** Begin EXERCISE INPUT **

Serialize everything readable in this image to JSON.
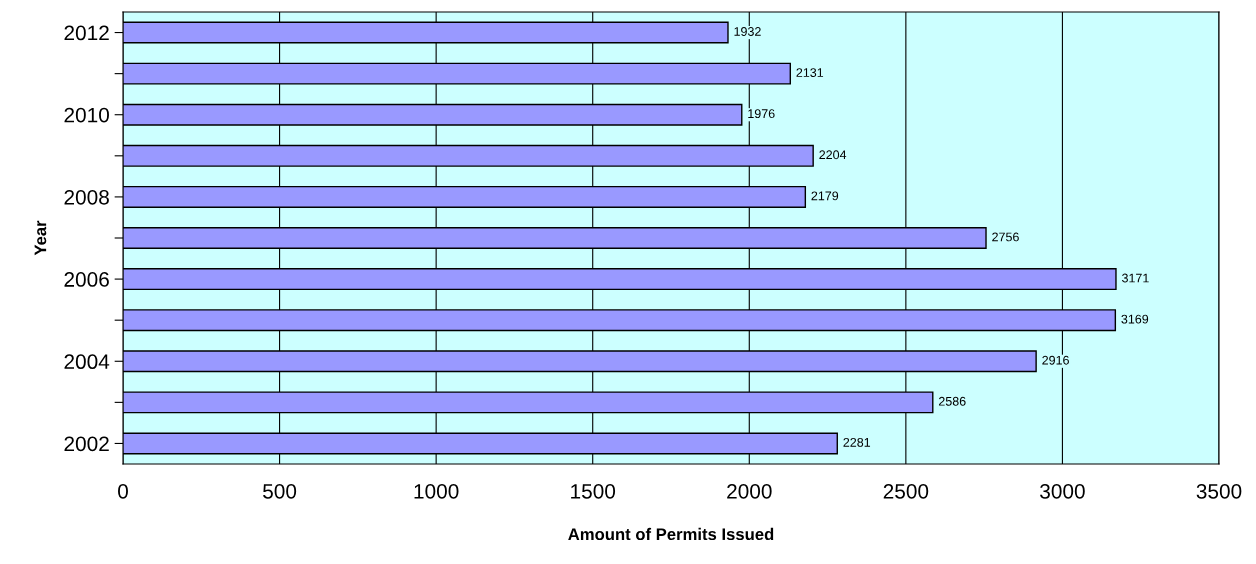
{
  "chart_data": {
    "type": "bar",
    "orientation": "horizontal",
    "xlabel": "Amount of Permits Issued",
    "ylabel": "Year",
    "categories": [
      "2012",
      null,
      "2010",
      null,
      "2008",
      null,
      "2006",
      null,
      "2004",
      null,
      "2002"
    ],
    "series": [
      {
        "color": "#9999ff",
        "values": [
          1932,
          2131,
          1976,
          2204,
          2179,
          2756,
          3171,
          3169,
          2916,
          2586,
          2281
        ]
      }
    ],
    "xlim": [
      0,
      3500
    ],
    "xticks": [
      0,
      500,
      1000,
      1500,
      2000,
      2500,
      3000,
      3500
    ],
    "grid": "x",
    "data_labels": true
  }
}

** End EXERCISE INPUT **

Retype the entries word for word. Omit any images.

Serialize everything readable in this image to JSON.
{
  "chart_data": {
    "type": "bar",
    "orientation": "horizontal",
    "xlabel": "Amount of Permits Issued",
    "ylabel": "Year",
    "categories": [
      "2012",
      null,
      "2010",
      null,
      "2008",
      null,
      "2006",
      null,
      "2004",
      null,
      "2002"
    ],
    "series": [
      {
        "color": "#9999ff",
        "values": [
          1932,
          2131,
          1976,
          2204,
          2179,
          2756,
          3171,
          3169,
          2916,
          2586,
          2281
        ]
      }
    ],
    "xlim": [
      0,
      3500
    ],
    "xticks": [
      0,
      500,
      1000,
      1500,
      2000,
      2500,
      3000,
      3500
    ],
    "grid": "x",
    "data_labels": true
  }
}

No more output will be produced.